- [What you need to do]: Copy the data precisely, character for character, and leave out every picture.

Data records start

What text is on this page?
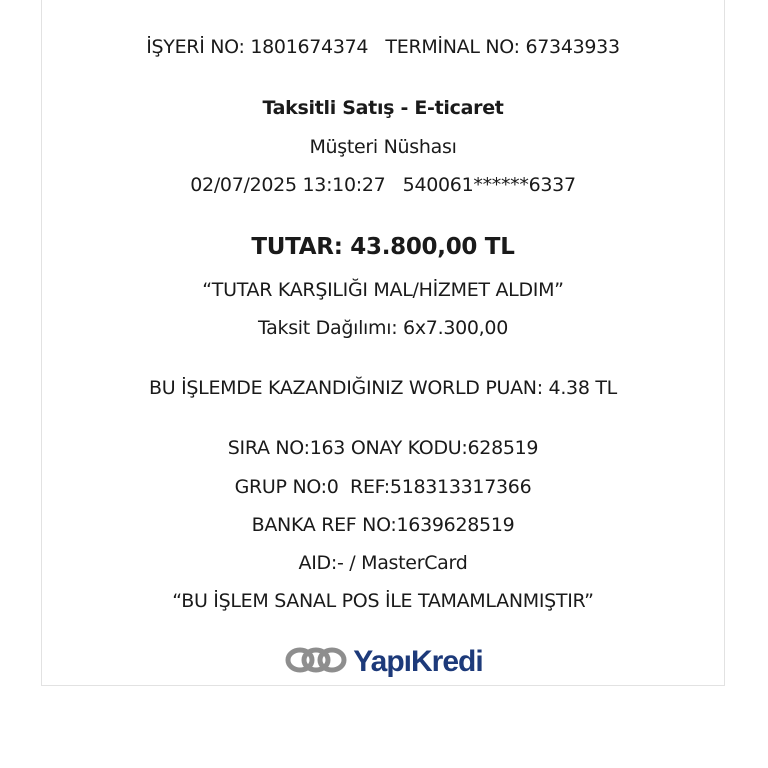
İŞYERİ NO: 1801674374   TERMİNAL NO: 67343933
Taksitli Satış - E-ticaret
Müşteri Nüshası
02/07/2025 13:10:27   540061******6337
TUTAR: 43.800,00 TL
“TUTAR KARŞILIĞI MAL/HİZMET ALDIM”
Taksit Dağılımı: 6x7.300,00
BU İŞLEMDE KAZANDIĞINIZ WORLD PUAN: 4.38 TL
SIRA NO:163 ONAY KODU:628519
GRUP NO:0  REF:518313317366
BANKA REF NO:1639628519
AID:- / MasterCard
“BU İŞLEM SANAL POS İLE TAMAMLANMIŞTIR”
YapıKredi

Data records end

- [Solution to the problem]:
What text is on this page?
İŞYERİ NO: 1801674374   TERMİNAL NO: 67343933
Taksitli Satış - E-ticaret
Müşteri Nüshası
02/07/2025 13:10:27   540061******6337
TUTAR: 43.800,00 TL
“TUTAR KARŞILIĞI MAL/HİZMET ALDIM”
Taksit Dağılımı: 6x7.300,00
BU İŞLEMDE KAZANDIĞINIZ WORLD PUAN: 4.38 TL
SIRA NO:163 ONAY KODU:628519
GRUP NO:0  REF:518313317366
BANKA REF NO:1639628519
AID:- / MasterCard
“BU İŞLEM SANAL POS İLE TAMAMLANMIŞTIR”
YapıKredi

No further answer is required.